» DATASET CONTENT:
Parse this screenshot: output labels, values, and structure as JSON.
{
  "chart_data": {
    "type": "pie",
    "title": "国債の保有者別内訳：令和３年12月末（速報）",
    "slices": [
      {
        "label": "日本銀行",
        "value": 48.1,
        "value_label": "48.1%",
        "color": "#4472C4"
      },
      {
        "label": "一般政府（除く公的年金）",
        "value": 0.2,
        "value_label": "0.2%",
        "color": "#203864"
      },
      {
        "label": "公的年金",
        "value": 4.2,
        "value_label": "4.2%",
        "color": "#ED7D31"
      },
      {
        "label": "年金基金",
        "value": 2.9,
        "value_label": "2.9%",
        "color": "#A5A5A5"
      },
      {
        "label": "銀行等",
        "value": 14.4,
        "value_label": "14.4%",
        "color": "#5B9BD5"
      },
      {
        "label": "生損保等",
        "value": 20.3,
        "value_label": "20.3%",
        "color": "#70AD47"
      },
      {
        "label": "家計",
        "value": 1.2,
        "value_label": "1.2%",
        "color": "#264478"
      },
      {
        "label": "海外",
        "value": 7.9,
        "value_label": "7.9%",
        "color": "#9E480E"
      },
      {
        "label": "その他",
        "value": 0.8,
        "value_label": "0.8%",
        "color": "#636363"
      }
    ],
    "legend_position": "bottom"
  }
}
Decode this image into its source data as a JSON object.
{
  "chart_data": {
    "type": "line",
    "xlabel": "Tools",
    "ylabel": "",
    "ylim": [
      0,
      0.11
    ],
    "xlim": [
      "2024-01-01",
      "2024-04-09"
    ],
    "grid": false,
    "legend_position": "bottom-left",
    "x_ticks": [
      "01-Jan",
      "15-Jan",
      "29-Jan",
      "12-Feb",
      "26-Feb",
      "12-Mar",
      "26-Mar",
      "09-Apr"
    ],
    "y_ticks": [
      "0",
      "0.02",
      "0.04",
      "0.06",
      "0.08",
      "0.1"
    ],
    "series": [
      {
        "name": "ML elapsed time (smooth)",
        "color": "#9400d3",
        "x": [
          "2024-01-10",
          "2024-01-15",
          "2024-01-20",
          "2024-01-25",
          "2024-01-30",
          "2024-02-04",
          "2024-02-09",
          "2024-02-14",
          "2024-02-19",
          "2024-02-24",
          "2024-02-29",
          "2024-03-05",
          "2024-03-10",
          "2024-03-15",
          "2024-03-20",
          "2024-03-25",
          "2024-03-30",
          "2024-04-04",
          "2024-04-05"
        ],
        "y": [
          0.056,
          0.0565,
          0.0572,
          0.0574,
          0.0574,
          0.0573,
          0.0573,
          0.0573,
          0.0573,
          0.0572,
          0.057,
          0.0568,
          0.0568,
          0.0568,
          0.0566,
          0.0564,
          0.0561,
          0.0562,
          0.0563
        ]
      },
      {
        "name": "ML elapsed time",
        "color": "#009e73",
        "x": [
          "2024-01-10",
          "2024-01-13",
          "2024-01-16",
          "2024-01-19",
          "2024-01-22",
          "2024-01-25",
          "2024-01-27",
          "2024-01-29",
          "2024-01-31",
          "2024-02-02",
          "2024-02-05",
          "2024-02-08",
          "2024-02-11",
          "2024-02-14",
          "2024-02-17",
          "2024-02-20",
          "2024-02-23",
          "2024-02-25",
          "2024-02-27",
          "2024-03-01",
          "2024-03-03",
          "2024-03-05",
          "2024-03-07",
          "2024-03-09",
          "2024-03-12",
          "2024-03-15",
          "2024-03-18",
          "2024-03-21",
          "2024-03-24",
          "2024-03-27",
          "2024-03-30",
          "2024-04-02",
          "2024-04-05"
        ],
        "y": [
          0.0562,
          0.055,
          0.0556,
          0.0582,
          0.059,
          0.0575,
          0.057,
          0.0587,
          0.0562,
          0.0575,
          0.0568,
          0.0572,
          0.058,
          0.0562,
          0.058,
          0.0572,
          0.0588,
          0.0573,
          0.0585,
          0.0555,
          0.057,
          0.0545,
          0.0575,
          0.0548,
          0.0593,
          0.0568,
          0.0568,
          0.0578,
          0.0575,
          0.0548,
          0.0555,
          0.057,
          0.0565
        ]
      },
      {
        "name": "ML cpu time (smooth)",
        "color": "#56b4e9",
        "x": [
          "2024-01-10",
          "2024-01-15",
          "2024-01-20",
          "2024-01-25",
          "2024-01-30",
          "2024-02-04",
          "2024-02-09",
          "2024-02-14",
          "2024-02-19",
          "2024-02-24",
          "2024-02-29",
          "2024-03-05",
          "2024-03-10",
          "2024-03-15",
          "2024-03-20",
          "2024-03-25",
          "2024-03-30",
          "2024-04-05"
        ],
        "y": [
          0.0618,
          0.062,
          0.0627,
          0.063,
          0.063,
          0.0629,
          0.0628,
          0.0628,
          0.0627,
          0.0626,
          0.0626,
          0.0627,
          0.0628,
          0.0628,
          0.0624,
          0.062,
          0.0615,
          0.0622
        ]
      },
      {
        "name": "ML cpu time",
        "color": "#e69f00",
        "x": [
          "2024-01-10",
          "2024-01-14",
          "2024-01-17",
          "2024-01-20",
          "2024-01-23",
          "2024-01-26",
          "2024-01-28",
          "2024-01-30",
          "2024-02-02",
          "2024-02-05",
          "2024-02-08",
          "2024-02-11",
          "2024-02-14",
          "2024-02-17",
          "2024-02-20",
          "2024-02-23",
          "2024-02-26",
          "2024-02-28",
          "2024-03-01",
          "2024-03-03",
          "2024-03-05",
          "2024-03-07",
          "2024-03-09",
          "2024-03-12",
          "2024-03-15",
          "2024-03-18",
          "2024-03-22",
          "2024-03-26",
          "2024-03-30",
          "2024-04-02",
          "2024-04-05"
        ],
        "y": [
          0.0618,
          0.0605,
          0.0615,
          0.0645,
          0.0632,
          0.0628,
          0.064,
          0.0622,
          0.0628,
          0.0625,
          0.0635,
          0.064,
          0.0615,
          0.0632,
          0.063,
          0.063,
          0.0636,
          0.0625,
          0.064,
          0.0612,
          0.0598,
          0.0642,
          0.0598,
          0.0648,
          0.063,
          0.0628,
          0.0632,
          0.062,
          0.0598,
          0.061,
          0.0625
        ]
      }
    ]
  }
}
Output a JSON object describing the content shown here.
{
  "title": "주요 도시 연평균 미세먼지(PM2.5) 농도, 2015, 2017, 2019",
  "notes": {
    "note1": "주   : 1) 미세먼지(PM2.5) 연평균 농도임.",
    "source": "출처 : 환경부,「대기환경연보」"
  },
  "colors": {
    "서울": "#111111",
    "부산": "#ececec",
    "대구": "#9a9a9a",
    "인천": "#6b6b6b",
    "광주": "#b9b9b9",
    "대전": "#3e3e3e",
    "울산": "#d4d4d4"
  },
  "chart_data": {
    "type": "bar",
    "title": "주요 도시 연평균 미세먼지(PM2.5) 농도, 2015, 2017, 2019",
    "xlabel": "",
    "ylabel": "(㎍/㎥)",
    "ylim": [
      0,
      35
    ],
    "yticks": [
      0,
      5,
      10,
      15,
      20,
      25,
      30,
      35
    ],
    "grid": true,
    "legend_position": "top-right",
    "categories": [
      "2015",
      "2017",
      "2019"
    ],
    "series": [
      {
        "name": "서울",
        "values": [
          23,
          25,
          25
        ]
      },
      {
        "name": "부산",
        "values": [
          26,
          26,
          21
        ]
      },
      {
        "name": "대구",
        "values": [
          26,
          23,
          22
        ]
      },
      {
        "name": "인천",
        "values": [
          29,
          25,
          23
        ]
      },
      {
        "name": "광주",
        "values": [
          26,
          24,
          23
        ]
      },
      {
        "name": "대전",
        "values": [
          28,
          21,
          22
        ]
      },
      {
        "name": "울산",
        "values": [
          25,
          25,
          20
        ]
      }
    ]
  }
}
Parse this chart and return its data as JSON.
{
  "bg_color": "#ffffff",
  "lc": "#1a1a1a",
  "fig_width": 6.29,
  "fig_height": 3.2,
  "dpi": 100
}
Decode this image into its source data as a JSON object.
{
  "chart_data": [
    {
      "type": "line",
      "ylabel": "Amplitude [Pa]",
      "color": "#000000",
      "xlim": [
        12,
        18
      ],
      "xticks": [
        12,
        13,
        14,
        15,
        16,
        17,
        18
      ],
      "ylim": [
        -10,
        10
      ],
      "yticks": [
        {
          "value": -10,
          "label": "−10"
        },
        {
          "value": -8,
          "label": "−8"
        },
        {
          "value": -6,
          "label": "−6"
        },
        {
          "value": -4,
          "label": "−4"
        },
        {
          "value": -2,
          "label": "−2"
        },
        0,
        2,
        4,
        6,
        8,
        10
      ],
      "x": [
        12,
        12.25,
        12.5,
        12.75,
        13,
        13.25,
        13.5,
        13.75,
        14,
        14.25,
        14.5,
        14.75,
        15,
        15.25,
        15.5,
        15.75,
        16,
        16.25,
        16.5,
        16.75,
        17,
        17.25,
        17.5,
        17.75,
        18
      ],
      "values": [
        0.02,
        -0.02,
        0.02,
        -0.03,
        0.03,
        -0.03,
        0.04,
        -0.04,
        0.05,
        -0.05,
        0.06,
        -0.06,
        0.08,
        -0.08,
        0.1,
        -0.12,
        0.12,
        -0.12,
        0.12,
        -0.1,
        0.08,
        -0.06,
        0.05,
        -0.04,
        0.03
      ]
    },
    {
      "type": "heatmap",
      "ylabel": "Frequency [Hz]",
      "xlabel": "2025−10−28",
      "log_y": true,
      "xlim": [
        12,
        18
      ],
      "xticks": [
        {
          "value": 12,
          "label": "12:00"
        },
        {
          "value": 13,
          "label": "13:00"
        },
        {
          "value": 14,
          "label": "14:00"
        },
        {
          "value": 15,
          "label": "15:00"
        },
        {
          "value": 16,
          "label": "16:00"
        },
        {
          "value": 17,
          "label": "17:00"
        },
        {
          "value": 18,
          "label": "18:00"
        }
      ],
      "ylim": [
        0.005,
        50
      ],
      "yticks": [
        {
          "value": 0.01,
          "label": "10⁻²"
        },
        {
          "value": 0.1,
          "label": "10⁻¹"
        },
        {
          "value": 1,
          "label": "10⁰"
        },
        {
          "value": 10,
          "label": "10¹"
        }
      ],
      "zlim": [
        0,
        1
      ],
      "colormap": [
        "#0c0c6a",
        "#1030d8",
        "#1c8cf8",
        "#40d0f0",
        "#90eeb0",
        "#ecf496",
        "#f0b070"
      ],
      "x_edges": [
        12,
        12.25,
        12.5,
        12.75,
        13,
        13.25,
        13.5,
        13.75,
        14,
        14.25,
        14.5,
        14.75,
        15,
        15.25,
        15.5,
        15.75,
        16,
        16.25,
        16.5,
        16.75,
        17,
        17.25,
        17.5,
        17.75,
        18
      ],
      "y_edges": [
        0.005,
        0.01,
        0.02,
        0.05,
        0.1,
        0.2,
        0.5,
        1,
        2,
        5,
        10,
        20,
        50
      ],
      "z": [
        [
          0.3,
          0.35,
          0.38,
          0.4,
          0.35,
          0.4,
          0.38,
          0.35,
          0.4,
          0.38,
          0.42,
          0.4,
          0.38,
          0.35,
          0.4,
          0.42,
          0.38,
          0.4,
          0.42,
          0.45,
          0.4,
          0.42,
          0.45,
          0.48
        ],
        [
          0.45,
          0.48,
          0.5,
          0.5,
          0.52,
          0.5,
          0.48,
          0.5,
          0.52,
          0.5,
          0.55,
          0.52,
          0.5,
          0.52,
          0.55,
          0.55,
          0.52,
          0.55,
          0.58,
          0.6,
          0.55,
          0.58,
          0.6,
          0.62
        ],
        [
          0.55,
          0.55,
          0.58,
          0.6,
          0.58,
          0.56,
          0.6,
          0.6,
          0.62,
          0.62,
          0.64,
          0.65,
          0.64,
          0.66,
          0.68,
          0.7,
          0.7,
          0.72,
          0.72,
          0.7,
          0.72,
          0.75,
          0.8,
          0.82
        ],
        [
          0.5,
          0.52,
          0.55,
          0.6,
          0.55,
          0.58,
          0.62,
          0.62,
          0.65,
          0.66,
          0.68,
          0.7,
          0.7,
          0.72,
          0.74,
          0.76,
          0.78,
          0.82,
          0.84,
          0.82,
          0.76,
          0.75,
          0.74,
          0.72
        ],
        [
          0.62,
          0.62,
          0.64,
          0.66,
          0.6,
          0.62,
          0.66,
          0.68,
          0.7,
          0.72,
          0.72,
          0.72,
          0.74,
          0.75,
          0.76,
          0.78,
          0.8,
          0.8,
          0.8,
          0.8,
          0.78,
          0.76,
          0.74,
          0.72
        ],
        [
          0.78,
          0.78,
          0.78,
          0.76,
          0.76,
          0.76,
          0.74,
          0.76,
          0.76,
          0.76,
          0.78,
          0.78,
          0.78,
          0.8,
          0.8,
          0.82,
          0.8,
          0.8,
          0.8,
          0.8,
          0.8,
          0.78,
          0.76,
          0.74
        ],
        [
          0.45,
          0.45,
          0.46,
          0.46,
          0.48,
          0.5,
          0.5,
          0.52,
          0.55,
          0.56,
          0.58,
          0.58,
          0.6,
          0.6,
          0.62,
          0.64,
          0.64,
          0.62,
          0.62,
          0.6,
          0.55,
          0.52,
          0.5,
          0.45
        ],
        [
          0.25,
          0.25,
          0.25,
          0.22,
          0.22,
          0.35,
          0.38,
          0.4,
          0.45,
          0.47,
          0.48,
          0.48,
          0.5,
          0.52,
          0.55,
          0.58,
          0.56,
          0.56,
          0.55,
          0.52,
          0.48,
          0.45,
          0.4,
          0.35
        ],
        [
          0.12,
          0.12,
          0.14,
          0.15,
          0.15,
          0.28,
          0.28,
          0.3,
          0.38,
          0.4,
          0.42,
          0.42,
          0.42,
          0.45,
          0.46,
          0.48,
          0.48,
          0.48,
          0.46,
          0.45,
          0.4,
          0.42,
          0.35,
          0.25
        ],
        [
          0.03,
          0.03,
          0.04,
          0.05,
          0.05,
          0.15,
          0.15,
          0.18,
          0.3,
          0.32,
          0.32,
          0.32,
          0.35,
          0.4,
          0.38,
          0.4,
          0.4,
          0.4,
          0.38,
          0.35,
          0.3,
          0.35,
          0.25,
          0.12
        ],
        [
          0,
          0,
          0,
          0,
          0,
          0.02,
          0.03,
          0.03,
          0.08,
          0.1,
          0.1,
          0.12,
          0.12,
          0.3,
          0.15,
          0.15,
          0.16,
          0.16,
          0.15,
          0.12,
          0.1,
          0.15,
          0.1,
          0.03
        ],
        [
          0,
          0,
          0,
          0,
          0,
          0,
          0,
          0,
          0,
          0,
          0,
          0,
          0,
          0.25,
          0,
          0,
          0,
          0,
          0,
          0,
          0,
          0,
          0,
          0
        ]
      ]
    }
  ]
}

» EXERCISE AIM: Which lines contain the word "bottom"? Copy each of them.

» THE RESPONSE:
    "legend_position": "bottom"
    "legend_position": "bottom-left",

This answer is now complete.